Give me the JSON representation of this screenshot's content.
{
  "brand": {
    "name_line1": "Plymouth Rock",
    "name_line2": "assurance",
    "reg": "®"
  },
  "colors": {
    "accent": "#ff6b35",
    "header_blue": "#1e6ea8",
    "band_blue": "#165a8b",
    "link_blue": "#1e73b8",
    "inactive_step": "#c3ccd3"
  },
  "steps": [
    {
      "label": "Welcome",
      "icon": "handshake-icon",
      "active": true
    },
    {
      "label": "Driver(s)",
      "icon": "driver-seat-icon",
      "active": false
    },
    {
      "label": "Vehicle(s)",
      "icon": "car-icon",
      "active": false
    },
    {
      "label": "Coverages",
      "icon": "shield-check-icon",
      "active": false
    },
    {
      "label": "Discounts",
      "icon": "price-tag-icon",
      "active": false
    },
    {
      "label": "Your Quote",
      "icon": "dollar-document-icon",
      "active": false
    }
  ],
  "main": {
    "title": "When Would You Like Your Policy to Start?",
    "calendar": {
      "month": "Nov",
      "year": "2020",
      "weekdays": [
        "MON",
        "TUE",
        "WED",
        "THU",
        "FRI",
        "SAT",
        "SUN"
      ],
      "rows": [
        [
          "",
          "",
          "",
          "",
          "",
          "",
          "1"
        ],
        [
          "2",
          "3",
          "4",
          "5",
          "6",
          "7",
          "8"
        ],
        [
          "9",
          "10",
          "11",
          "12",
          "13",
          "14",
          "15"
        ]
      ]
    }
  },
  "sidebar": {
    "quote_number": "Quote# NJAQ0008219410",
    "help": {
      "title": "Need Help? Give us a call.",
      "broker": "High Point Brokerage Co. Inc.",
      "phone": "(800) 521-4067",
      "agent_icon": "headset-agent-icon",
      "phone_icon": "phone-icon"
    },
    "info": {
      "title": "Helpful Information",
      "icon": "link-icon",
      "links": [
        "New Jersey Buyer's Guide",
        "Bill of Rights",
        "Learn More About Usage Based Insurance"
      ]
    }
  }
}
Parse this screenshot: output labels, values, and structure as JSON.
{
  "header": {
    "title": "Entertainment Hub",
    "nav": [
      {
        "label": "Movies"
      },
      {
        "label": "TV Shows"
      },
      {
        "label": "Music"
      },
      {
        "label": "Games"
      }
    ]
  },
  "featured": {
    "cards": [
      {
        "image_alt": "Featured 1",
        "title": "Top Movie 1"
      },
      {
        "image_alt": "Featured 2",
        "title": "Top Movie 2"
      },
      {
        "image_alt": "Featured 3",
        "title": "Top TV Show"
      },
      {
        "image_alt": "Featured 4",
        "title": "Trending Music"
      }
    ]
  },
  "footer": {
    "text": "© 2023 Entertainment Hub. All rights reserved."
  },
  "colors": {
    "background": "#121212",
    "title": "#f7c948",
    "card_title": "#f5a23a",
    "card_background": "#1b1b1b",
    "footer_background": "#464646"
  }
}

- _Do this_
Pull out and copy each line containing the string "Entertainment".

- _Completed task_
    "title": "Entertainment Hub",
    "text": "© 2023 Entertainment Hub. All rights reserved."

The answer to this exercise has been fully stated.